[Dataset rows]
-- BEGIN --

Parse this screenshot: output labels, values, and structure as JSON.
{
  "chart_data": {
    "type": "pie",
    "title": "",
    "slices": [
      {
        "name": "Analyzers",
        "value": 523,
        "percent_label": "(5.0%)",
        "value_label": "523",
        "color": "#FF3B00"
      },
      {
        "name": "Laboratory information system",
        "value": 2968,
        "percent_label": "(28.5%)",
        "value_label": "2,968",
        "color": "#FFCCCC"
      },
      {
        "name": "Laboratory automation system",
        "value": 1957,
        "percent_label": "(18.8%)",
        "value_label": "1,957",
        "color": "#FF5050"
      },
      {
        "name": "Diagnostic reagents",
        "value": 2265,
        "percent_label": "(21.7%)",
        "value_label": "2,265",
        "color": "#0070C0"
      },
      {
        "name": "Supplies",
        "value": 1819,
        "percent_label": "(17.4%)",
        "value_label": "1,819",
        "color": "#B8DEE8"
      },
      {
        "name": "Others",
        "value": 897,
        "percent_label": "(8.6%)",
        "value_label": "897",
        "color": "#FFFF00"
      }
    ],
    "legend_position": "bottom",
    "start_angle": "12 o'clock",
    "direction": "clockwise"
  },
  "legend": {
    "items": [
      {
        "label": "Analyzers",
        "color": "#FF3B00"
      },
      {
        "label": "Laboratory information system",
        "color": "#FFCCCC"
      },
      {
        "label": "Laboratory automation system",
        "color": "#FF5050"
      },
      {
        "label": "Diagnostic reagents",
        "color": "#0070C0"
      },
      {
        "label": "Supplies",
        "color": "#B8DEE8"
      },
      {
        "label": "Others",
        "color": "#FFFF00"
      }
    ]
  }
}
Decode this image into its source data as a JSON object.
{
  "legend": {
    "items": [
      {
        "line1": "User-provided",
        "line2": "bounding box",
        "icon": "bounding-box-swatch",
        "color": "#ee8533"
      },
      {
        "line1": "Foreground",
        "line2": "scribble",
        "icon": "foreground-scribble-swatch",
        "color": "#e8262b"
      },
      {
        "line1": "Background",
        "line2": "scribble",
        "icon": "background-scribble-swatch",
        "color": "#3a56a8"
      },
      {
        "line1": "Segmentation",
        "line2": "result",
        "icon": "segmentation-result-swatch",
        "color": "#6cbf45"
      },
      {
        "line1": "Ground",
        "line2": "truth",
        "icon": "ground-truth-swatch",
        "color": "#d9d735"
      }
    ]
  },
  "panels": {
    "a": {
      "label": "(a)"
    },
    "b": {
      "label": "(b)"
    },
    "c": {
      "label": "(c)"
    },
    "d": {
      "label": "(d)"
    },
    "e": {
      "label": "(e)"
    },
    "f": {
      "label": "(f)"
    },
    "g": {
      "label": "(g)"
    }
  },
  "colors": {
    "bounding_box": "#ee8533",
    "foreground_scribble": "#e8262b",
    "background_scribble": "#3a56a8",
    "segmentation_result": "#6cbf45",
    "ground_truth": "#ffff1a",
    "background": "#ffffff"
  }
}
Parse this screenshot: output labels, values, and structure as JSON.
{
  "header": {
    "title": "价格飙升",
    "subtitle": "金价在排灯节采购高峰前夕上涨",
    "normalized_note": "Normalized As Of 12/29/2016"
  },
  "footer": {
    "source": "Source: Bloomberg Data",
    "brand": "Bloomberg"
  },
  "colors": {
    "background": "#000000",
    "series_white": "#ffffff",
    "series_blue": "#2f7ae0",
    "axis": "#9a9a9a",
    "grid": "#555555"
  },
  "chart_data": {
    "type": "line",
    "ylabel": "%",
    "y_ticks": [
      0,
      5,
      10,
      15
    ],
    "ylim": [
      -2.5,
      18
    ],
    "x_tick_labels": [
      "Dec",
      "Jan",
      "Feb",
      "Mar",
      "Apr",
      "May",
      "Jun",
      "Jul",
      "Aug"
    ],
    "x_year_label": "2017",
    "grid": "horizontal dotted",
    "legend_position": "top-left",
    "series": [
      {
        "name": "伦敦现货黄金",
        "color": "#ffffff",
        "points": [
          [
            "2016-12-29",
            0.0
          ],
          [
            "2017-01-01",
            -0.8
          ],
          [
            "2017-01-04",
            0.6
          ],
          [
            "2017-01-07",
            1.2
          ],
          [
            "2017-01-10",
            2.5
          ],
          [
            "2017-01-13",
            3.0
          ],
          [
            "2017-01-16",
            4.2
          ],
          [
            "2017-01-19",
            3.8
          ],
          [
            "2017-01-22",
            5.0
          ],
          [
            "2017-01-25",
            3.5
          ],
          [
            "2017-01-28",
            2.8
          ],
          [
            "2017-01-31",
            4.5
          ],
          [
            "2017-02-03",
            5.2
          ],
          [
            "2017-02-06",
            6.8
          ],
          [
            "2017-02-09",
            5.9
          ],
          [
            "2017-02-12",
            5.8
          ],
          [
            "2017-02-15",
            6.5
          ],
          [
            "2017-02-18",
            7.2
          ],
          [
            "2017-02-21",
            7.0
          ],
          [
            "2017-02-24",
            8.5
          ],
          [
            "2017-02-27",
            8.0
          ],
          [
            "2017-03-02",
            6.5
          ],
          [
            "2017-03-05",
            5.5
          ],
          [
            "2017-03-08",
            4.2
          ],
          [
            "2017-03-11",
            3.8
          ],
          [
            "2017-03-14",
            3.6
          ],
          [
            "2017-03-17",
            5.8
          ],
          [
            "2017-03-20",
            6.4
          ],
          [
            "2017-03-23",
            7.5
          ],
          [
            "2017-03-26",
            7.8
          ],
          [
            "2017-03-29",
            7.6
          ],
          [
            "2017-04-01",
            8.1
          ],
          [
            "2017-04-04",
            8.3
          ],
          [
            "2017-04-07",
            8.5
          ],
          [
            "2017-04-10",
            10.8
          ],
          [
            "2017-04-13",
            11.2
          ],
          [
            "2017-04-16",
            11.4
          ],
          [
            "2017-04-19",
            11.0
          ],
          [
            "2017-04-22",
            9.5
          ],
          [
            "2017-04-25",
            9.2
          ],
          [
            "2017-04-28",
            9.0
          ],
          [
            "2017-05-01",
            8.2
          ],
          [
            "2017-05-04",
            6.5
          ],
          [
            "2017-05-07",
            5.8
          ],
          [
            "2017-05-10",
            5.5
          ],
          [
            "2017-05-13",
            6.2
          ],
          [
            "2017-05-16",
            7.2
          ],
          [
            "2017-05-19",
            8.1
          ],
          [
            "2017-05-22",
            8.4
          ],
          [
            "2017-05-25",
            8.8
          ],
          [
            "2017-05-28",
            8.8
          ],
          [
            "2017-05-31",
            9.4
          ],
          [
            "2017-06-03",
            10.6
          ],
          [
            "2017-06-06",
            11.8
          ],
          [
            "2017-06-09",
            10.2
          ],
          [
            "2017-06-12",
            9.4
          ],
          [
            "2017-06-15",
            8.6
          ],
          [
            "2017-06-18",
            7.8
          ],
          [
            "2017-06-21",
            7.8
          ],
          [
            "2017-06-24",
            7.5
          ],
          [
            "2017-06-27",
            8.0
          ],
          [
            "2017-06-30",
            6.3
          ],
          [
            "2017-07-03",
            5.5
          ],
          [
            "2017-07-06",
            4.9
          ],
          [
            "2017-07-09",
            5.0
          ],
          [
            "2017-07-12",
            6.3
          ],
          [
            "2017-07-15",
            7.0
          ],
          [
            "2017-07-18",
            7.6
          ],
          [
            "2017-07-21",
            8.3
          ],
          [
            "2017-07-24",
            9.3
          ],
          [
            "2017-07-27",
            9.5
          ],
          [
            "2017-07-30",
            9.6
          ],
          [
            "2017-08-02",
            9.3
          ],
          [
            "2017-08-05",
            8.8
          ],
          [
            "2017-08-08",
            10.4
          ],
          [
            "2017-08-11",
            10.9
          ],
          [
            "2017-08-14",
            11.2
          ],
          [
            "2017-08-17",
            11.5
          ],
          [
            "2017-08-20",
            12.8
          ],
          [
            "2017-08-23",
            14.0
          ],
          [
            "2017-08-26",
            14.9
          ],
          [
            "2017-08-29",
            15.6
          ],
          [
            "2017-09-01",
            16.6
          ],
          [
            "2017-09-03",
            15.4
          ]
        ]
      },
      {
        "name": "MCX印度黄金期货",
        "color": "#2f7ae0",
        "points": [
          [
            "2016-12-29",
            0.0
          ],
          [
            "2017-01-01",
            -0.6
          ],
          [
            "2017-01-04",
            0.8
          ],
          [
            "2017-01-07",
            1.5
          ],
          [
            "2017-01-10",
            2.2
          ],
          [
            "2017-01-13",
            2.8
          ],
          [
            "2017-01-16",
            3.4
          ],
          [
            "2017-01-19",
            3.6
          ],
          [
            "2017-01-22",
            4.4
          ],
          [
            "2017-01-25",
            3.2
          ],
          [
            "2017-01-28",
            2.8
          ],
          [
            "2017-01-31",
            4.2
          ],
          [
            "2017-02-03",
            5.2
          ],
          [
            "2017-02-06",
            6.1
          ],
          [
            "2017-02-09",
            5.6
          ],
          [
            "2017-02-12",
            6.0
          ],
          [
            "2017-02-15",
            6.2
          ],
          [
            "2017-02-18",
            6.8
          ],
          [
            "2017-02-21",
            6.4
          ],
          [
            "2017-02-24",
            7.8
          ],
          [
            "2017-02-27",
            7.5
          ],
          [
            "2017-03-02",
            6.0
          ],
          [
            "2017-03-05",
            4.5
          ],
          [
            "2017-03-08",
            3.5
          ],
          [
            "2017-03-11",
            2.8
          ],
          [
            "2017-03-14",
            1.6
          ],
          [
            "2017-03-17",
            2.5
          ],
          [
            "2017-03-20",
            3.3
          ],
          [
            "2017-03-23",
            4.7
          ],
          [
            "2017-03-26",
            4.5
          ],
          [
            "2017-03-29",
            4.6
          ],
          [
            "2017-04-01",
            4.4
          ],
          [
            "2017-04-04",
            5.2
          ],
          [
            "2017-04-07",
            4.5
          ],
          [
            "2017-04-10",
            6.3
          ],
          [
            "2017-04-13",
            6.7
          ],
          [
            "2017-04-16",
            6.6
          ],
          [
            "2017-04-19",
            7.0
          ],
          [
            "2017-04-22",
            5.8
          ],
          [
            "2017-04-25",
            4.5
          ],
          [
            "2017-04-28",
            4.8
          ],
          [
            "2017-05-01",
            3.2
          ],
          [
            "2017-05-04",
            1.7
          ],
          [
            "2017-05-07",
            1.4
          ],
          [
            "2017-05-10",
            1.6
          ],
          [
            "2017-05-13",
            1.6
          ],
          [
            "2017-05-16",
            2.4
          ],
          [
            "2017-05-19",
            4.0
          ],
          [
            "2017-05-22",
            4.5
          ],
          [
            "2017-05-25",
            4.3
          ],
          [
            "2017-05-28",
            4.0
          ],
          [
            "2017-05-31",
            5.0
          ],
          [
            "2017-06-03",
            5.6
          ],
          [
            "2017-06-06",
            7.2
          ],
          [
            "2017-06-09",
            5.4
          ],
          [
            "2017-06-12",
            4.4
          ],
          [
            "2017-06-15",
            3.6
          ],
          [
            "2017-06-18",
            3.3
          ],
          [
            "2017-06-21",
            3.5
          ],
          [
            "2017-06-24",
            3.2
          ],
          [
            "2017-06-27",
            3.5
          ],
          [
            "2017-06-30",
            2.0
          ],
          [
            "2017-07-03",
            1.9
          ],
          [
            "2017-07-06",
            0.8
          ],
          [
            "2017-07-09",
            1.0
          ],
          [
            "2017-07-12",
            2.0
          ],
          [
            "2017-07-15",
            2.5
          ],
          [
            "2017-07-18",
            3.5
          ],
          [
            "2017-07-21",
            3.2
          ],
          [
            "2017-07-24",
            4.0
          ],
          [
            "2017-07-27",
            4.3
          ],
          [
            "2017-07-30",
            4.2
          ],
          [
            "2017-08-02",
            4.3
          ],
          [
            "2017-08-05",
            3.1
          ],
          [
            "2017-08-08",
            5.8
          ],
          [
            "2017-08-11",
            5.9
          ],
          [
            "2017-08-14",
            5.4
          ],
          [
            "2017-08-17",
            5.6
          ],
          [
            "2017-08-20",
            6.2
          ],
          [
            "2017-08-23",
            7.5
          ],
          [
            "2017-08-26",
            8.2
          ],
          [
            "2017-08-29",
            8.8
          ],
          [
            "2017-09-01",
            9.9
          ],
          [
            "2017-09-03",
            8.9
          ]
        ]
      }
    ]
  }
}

-- END --

*Short problem*: Locate the lines above that contain "system" and copy them.

*Task response*:
        "name": "Laboratory information system",
        "name": "Laboratory automation system",
        "label": "Laboratory information system",
        "label": "Laboratory automation system",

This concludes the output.